┌────────

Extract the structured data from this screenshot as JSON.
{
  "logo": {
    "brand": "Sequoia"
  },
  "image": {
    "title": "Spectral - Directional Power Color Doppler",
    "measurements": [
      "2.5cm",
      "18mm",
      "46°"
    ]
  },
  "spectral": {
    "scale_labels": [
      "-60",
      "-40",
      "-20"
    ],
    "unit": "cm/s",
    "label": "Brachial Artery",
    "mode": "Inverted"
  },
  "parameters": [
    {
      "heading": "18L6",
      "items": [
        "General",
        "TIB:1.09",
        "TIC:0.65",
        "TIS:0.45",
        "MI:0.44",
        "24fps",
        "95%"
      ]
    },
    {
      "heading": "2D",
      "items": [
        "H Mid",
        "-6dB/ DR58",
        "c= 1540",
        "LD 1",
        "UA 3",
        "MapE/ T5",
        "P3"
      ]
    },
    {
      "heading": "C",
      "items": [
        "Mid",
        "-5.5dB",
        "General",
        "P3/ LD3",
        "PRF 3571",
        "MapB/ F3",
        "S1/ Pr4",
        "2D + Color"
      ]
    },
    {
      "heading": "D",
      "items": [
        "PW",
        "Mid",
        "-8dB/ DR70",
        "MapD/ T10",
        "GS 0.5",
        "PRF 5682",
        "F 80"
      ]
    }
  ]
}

└────────

= To do =
Every entry above should be retyped exactly as shown.

= Response to this exercise =
Extract the structured data from this screenshot as JSON.
{
  "logo": {
    "brand": "Sequoia"
  },
  "image": {
    "title": "Spectral - Directional Power Color Doppler",
    "measurements": [
      "2.5cm",
      "18mm",
      "46°"
    ]
  },
  "spectral": {
    "scale_labels": [
      "-60",
      "-40",
      "-20"
    ],
    "unit": "cm/s",
    "label": "Brachial Artery",
    "mode": "Inverted"
  },
  "parameters": [
    {
      "heading": "18L6",
      "items": [
        "General",
        "TIB:1.09",
        "TIC:0.65",
        "TIS:0.45",
        "MI:0.44",
        "24fps",
        "95%"
      ]
    },
    {
      "heading": "2D",
      "items": [
        "H Mid",
        "-6dB/ DR58",
        "c= 1540",
        "LD 1",
        "UA 3",
        "MapE/ T5",
        "P3"
      ]
    },
    {
      "heading": "C",
      "items": [
        "Mid",
        "-5.5dB",
        "General",
        "P3/ LD3",
        "PRF 3571",
        "MapB/ F3",
        "S1/ Pr4",
        "2D + Color"
      ]
    },
    {
      "heading": "D",
      "items": [
        "PW",
        "Mid",
        "-8dB/ DR70",
        "MapD/ T10",
        "GS 0.5",
        "PRF 5682",
        "F 80"
      ]
    }
  ]
}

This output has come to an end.